Problem requirements
Produce an exact copy of all the data below, dropping every image.

Figure collection entries
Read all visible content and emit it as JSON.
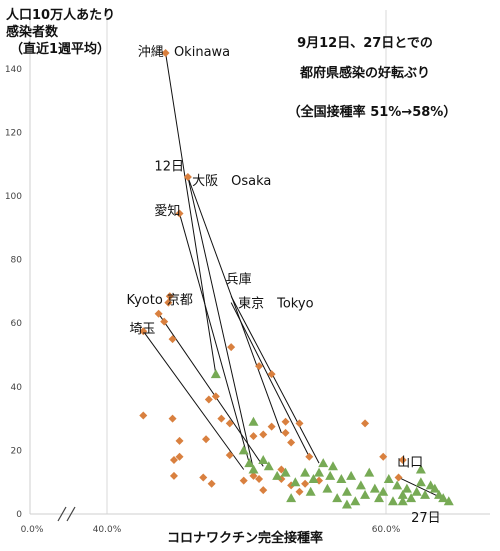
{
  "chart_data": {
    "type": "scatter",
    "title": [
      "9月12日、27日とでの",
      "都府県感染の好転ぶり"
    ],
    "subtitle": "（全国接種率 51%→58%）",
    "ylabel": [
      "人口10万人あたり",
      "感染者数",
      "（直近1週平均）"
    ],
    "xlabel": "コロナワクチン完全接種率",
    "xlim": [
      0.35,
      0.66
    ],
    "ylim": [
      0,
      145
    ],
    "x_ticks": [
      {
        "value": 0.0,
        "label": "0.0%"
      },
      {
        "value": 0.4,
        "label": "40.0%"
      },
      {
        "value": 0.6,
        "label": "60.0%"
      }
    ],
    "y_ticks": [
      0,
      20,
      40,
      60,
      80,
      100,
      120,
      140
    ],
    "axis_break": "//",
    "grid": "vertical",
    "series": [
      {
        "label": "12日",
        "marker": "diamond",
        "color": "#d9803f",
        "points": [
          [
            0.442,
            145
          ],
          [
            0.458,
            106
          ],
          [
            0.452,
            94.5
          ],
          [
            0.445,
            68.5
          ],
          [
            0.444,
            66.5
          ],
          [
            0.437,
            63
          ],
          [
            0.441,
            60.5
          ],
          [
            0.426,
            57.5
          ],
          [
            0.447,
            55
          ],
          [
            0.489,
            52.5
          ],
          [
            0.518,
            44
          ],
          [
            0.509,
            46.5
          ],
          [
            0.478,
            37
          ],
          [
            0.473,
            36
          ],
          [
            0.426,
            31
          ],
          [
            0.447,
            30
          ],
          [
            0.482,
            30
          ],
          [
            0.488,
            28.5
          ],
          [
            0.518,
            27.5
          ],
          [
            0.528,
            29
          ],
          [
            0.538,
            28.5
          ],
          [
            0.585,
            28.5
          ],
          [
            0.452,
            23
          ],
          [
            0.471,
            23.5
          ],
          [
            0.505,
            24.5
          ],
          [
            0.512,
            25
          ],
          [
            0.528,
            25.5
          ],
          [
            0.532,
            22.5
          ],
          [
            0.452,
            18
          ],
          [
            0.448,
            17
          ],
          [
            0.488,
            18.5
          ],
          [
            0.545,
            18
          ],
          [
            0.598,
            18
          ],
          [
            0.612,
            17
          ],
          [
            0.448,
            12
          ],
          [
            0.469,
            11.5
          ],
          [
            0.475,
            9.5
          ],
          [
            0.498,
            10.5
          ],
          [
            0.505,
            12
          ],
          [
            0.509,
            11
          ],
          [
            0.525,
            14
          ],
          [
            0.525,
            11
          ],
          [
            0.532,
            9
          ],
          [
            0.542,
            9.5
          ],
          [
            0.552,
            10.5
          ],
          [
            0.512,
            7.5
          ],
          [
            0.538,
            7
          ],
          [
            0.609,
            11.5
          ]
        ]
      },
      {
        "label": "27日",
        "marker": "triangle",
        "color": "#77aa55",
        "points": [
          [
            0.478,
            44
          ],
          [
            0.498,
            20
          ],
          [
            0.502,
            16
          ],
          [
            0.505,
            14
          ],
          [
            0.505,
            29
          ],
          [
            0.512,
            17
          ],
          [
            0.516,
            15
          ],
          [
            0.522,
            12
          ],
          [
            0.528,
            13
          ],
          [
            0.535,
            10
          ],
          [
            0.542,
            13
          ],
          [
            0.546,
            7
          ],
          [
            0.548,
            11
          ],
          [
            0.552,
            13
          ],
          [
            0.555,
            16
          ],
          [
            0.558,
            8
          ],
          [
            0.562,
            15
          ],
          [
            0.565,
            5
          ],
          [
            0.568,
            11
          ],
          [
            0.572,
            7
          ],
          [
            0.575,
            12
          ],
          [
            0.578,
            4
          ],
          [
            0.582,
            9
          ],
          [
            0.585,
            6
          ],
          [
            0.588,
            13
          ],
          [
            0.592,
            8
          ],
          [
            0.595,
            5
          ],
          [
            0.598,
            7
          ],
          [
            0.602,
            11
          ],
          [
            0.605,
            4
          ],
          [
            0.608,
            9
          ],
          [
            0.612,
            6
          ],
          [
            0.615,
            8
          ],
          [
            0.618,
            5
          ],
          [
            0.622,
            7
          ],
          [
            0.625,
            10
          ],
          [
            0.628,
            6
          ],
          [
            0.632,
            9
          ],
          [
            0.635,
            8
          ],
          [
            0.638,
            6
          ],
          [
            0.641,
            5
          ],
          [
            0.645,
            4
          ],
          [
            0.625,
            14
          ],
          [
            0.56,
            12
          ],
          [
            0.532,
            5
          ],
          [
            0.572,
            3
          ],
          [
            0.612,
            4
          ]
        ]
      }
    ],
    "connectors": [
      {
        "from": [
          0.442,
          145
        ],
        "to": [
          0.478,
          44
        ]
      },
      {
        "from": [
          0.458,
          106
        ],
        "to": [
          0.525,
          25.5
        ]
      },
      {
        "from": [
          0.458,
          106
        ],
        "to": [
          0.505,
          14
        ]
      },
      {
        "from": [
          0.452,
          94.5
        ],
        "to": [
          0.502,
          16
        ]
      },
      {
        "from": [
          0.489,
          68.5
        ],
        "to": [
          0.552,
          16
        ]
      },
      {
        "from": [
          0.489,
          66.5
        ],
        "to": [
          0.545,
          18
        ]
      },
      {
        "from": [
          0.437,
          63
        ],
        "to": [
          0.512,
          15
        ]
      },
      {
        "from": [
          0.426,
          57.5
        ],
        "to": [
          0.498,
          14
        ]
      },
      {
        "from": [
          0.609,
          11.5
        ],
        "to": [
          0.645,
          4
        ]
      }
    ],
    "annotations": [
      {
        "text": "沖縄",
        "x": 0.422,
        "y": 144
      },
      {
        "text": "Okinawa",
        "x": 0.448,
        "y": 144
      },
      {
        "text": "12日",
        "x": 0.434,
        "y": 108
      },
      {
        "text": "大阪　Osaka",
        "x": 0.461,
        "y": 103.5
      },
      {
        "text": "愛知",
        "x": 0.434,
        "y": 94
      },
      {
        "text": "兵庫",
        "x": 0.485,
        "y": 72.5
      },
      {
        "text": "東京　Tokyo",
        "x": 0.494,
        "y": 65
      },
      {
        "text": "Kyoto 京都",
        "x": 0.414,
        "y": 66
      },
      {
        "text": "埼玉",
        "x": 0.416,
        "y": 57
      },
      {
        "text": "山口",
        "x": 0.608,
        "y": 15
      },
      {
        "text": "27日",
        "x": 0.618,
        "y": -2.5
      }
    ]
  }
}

Response
Read all visible content and emit it as JSON.
{
  "chart_data": {
    "type": "scatter",
    "title": [
      "9月12日、27日とでの",
      "都府県感染の好転ぶり"
    ],
    "subtitle": "（全国接種率 51%→58%）",
    "ylabel": [
      "人口10万人あたり",
      "感染者数",
      "（直近1週平均）"
    ],
    "xlabel": "コロナワクチン完全接種率",
    "xlim": [
      0.35,
      0.66
    ],
    "ylim": [
      0,
      145
    ],
    "x_ticks": [
      {
        "value": 0.0,
        "label": "0.0%"
      },
      {
        "value": 0.4,
        "label": "40.0%"
      },
      {
        "value": 0.6,
        "label": "60.0%"
      }
    ],
    "y_ticks": [
      0,
      20,
      40,
      60,
      80,
      100,
      120,
      140
    ],
    "axis_break": "//",
    "grid": "vertical",
    "series": [
      {
        "label": "12日",
        "marker": "diamond",
        "color": "#d9803f",
        "points": [
          [
            0.442,
            145
          ],
          [
            0.458,
            106
          ],
          [
            0.452,
            94.5
          ],
          [
            0.445,
            68.5
          ],
          [
            0.444,
            66.5
          ],
          [
            0.437,
            63
          ],
          [
            0.441,
            60.5
          ],
          [
            0.426,
            57.5
          ],
          [
            0.447,
            55
          ],
          [
            0.489,
            52.5
          ],
          [
            0.518,
            44
          ],
          [
            0.509,
            46.5
          ],
          [
            0.478,
            37
          ],
          [
            0.473,
            36
          ],
          [
            0.426,
            31
          ],
          [
            0.447,
            30
          ],
          [
            0.482,
            30
          ],
          [
            0.488,
            28.5
          ],
          [
            0.518,
            27.5
          ],
          [
            0.528,
            29
          ],
          [
            0.538,
            28.5
          ],
          [
            0.585,
            28.5
          ],
          [
            0.452,
            23
          ],
          [
            0.471,
            23.5
          ],
          [
            0.505,
            24.5
          ],
          [
            0.512,
            25
          ],
          [
            0.528,
            25.5
          ],
          [
            0.532,
            22.5
          ],
          [
            0.452,
            18
          ],
          [
            0.448,
            17
          ],
          [
            0.488,
            18.5
          ],
          [
            0.545,
            18
          ],
          [
            0.598,
            18
          ],
          [
            0.612,
            17
          ],
          [
            0.448,
            12
          ],
          [
            0.469,
            11.5
          ],
          [
            0.475,
            9.5
          ],
          [
            0.498,
            10.5
          ],
          [
            0.505,
            12
          ],
          [
            0.509,
            11
          ],
          [
            0.525,
            14
          ],
          [
            0.525,
            11
          ],
          [
            0.532,
            9
          ],
          [
            0.542,
            9.5
          ],
          [
            0.552,
            10.5
          ],
          [
            0.512,
            7.5
          ],
          [
            0.538,
            7
          ],
          [
            0.609,
            11.5
          ]
        ]
      },
      {
        "label": "27日",
        "marker": "triangle",
        "color": "#77aa55",
        "points": [
          [
            0.478,
            44
          ],
          [
            0.498,
            20
          ],
          [
            0.502,
            16
          ],
          [
            0.505,
            14
          ],
          [
            0.505,
            29
          ],
          [
            0.512,
            17
          ],
          [
            0.516,
            15
          ],
          [
            0.522,
            12
          ],
          [
            0.528,
            13
          ],
          [
            0.535,
            10
          ],
          [
            0.542,
            13
          ],
          [
            0.546,
            7
          ],
          [
            0.548,
            11
          ],
          [
            0.552,
            13
          ],
          [
            0.555,
            16
          ],
          [
            0.558,
            8
          ],
          [
            0.562,
            15
          ],
          [
            0.565,
            5
          ],
          [
            0.568,
            11
          ],
          [
            0.572,
            7
          ],
          [
            0.575,
            12
          ],
          [
            0.578,
            4
          ],
          [
            0.582,
            9
          ],
          [
            0.585,
            6
          ],
          [
            0.588,
            13
          ],
          [
            0.592,
            8
          ],
          [
            0.595,
            5
          ],
          [
            0.598,
            7
          ],
          [
            0.602,
            11
          ],
          [
            0.605,
            4
          ],
          [
            0.608,
            9
          ],
          [
            0.612,
            6
          ],
          [
            0.615,
            8
          ],
          [
            0.618,
            5
          ],
          [
            0.622,
            7
          ],
          [
            0.625,
            10
          ],
          [
            0.628,
            6
          ],
          [
            0.632,
            9
          ],
          [
            0.635,
            8
          ],
          [
            0.638,
            6
          ],
          [
            0.641,
            5
          ],
          [
            0.645,
            4
          ],
          [
            0.625,
            14
          ],
          [
            0.56,
            12
          ],
          [
            0.532,
            5
          ],
          [
            0.572,
            3
          ],
          [
            0.612,
            4
          ]
        ]
      }
    ],
    "connectors": [
      {
        "from": [
          0.442,
          145
        ],
        "to": [
          0.478,
          44
        ]
      },
      {
        "from": [
          0.458,
          106
        ],
        "to": [
          0.525,
          25.5
        ]
      },
      {
        "from": [
          0.458,
          106
        ],
        "to": [
          0.505,
          14
        ]
      },
      {
        "from": [
          0.452,
          94.5
        ],
        "to": [
          0.502,
          16
        ]
      },
      {
        "from": [
          0.489,
          68.5
        ],
        "to": [
          0.552,
          16
        ]
      },
      {
        "from": [
          0.489,
          66.5
        ],
        "to": [
          0.545,
          18
        ]
      },
      {
        "from": [
          0.437,
          63
        ],
        "to": [
          0.512,
          15
        ]
      },
      {
        "from": [
          0.426,
          57.5
        ],
        "to": [
          0.498,
          14
        ]
      },
      {
        "from": [
          0.609,
          11.5
        ],
        "to": [
          0.645,
          4
        ]
      }
    ],
    "annotations": [
      {
        "text": "沖縄",
        "x": 0.422,
        "y": 144
      },
      {
        "text": "Okinawa",
        "x": 0.448,
        "y": 144
      },
      {
        "text": "12日",
        "x": 0.434,
        "y": 108
      },
      {
        "text": "大阪　Osaka",
        "x": 0.461,
        "y": 103.5
      },
      {
        "text": "愛知",
        "x": 0.434,
        "y": 94
      },
      {
        "text": "兵庫",
        "x": 0.485,
        "y": 72.5
      },
      {
        "text": "東京　Tokyo",
        "x": 0.494,
        "y": 65
      },
      {
        "text": "Kyoto 京都",
        "x": 0.414,
        "y": 66
      },
      {
        "text": "埼玉",
        "x": 0.416,
        "y": 57
      },
      {
        "text": "山口",
        "x": 0.608,
        "y": 15
      },
      {
        "text": "27日",
        "x": 0.618,
        "y": -2.5
      }
    ]
  }
}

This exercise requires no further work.